- **To be done**
Scan the lines below for the string "label" and copy every one that has it.
[BEGIN]
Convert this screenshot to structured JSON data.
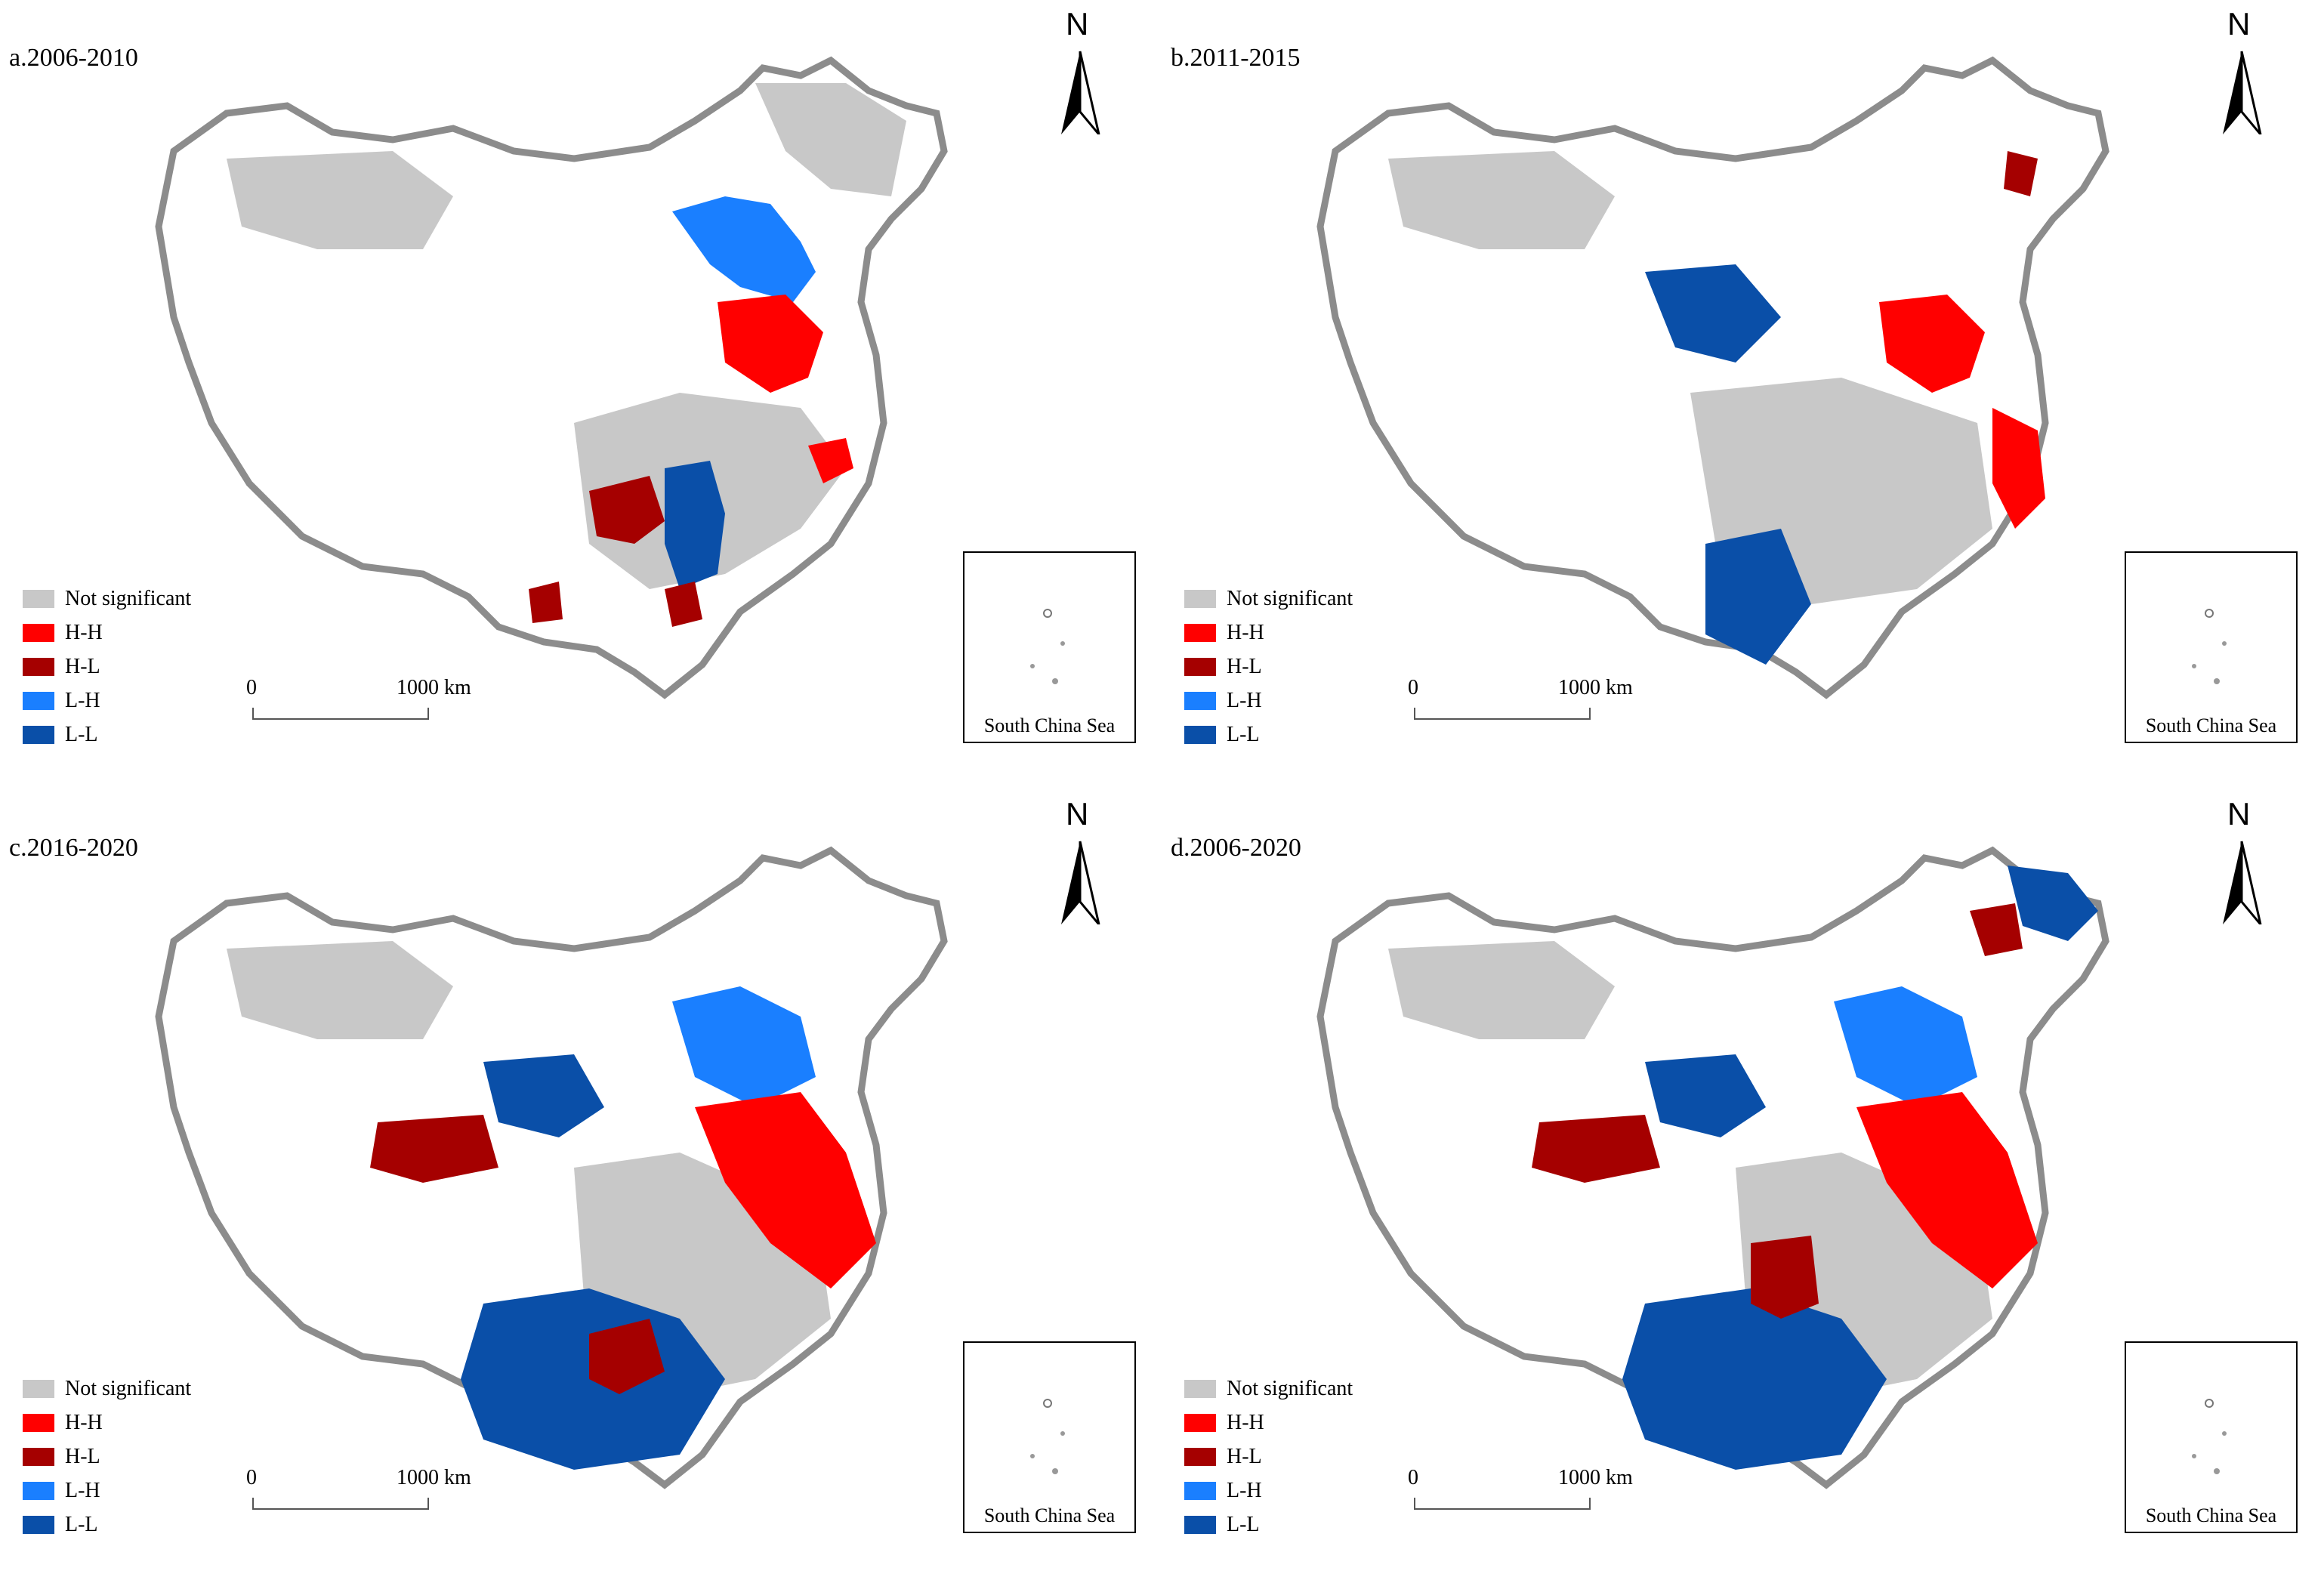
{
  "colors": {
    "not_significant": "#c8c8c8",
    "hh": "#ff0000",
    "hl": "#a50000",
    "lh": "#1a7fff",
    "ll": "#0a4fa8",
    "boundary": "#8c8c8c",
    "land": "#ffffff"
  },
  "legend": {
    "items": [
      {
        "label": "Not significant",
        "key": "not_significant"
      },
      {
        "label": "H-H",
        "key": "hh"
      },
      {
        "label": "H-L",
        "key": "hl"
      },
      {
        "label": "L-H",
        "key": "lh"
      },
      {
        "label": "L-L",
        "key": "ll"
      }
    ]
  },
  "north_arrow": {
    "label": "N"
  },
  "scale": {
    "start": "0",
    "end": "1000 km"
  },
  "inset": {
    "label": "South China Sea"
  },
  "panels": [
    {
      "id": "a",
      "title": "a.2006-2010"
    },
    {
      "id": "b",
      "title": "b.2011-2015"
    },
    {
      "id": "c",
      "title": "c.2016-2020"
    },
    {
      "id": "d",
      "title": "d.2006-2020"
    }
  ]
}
[END]
- **Finished task**
        "label": "Not significant",
        "label": "H-H",
        "label": "H-L",
        "label": "L-H",
        "label": "L-L",
    "label": "N"
    "label": "South China Sea"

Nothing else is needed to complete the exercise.